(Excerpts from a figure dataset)
════
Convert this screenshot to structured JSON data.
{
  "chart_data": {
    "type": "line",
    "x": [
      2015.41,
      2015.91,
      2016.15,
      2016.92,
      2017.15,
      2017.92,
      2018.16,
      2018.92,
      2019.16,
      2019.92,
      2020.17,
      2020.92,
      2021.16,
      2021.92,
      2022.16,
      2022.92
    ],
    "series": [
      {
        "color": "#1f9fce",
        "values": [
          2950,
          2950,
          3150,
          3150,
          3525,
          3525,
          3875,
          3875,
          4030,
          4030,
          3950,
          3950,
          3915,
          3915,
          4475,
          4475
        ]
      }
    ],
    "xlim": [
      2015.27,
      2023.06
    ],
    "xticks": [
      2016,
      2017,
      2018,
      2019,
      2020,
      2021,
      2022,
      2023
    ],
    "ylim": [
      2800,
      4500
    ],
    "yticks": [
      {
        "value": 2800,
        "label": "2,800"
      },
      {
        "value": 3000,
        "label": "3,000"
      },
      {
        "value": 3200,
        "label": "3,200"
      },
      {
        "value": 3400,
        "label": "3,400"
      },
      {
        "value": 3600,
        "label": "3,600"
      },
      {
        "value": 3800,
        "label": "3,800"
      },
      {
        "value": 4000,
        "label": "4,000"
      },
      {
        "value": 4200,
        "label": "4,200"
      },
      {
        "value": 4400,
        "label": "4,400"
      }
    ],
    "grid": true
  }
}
════
Direction -> Write out each line of the data above again, exactly as given.

Result of this exercise ->
Convert this screenshot to structured JSON data.
{
  "chart_data": {
    "type": "line",
    "x": [
      2015.41,
      2015.91,
      2016.15,
      2016.92,
      2017.15,
      2017.92,
      2018.16,
      2018.92,
      2019.16,
      2019.92,
      2020.17,
      2020.92,
      2021.16,
      2021.92,
      2022.16,
      2022.92
    ],
    "series": [
      {
        "color": "#1f9fce",
        "values": [
          2950,
          2950,
          3150,
          3150,
          3525,
          3525,
          3875,
          3875,
          4030,
          4030,
          3950,
          3950,
          3915,
          3915,
          4475,
          4475
        ]
      }
    ],
    "xlim": [
      2015.27,
      2023.06
    ],
    "xticks": [
      2016,
      2017,
      2018,
      2019,
      2020,
      2021,
      2022,
      2023
    ],
    "ylim": [
      2800,
      4500
    ],
    "yticks": [
      {
        "value": 2800,
        "label": "2,800"
      },
      {
        "value": 3000,
        "label": "3,000"
      },
      {
        "value": 3200,
        "label": "3,200"
      },
      {
        "value": 3400,
        "label": "3,400"
      },
      {
        "value": 3600,
        "label": "3,600"
      },
      {
        "value": 3800,
        "label": "3,800"
      },
      {
        "value": 4000,
        "label": "4,000"
      },
      {
        "value": 4200,
        "label": "4,200"
      },
      {
        "value": 4400,
        "label": "4,400"
      }
    ],
    "grid": true
  }
}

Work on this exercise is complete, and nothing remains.